● **Raw records**

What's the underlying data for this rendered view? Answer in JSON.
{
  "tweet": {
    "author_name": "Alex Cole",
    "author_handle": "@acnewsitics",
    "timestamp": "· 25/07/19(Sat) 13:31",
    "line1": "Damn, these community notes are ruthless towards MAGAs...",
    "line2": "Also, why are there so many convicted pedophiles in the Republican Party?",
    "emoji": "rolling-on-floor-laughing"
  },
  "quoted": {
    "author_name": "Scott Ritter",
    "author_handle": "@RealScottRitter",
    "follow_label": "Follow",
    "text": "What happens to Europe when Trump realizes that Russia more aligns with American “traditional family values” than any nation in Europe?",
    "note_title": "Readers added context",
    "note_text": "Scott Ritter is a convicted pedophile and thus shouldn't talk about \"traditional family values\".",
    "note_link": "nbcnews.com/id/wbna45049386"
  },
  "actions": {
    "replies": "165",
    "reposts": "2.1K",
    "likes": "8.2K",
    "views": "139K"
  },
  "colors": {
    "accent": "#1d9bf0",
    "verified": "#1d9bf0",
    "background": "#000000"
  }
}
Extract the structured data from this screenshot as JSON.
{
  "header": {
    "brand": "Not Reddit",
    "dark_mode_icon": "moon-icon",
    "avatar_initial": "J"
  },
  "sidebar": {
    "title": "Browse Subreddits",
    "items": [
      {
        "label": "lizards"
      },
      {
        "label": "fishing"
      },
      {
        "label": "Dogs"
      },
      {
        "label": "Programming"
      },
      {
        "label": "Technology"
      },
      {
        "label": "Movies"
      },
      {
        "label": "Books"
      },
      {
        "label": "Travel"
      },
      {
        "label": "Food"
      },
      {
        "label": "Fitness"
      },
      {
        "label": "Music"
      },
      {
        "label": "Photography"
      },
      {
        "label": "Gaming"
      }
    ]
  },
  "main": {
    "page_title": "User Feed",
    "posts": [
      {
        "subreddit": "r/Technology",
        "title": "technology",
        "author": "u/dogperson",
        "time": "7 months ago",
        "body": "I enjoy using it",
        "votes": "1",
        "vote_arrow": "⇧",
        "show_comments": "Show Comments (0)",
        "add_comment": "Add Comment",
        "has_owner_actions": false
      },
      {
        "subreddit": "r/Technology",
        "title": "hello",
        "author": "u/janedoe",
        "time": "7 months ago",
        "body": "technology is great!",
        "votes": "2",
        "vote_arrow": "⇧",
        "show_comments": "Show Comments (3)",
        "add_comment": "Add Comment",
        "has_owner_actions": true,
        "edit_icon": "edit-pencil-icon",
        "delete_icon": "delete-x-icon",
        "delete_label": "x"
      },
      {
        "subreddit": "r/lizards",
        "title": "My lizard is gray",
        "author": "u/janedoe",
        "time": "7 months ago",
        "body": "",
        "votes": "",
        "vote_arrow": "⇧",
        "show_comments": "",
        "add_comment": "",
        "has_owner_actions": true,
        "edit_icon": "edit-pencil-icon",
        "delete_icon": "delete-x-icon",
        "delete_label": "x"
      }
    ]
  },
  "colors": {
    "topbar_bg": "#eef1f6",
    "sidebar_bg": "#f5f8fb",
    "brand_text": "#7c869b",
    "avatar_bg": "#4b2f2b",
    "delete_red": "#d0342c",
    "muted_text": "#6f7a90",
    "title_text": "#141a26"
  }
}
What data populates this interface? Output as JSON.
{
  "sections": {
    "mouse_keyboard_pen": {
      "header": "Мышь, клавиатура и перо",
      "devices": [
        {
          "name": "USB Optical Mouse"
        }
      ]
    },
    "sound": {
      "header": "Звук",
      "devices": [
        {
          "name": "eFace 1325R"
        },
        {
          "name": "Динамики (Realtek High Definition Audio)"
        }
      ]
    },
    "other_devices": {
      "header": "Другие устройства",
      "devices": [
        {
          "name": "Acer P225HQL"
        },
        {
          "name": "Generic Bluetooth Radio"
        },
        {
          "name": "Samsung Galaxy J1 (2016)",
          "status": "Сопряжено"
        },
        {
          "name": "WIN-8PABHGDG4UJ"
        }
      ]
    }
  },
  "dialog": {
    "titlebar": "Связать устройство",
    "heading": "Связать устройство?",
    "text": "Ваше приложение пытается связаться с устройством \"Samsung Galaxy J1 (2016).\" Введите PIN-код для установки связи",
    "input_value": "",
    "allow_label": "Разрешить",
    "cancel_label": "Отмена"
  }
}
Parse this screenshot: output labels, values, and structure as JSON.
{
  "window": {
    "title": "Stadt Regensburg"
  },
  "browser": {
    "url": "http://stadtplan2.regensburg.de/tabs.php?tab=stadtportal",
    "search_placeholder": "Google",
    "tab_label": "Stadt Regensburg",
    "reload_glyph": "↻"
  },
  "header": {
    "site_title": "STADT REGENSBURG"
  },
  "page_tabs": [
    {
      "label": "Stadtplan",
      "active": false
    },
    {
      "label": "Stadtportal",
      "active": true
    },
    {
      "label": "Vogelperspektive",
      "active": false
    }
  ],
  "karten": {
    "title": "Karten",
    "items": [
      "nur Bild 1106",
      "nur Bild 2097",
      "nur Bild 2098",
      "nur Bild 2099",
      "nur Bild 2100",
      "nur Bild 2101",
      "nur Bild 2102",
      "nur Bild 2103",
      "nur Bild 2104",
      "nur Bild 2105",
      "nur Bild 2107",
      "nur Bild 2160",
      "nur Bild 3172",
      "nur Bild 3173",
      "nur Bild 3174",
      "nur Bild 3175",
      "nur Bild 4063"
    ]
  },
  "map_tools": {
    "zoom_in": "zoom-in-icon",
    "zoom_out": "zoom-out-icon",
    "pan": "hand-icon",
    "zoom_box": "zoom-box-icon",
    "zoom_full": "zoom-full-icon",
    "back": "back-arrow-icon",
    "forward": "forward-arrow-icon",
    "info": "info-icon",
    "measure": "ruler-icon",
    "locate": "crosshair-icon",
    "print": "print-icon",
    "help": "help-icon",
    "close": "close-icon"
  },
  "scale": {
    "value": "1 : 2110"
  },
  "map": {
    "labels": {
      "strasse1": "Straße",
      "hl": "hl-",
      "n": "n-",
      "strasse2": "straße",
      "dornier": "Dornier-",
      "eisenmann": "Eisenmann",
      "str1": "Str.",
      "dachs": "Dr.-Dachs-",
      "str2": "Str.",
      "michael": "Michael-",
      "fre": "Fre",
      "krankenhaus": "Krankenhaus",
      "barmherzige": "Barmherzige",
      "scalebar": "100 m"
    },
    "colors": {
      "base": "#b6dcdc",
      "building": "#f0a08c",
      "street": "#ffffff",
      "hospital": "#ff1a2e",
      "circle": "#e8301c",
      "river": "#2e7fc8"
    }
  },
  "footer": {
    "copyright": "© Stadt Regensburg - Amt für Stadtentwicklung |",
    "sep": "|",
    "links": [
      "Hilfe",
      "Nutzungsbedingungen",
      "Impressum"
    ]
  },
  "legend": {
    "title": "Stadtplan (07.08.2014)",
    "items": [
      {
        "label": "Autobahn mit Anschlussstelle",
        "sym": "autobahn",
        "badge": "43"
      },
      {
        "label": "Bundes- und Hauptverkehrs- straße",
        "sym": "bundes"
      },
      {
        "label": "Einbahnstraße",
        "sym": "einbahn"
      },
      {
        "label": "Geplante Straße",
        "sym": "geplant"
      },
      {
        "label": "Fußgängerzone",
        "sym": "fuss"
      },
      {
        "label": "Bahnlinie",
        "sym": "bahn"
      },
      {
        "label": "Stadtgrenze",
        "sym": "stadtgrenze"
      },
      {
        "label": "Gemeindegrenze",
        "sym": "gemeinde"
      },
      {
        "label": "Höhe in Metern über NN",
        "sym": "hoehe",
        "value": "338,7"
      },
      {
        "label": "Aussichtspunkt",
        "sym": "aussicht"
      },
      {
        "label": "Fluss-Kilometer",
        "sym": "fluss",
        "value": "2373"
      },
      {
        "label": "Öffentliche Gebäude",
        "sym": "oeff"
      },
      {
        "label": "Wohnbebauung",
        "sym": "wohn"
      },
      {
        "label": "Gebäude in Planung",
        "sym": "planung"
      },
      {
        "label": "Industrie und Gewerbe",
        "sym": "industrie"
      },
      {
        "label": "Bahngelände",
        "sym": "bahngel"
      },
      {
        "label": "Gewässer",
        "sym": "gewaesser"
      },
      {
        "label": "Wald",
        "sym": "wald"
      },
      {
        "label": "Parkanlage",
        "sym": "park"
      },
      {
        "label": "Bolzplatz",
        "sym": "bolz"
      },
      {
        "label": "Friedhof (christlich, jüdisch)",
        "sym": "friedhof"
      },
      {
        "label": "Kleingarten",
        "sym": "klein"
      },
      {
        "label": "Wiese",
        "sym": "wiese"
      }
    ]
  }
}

● **Instruction**
Show every line from the entries above in which the word "header" appears.

● **Output of the task**
  "header": {
      "header": "Мышь, клавиатура и перо",
      "header": "Звук",
      "header": "Другие устройства",
  "header": {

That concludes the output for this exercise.